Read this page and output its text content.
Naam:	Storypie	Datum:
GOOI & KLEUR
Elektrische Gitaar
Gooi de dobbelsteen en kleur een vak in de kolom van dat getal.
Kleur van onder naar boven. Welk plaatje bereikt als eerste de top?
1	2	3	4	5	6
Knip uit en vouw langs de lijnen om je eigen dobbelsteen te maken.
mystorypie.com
----
**Work to complete**
Filter the records, keeping only lines that contain "dobbelsteen", and show those lines.

**Written solution**
Gooi de dobbelsteen en kleur een vak in de kolom van dat getal.
Knip uit en vouw langs de lijnen om je eigen dobbelsteen te maken.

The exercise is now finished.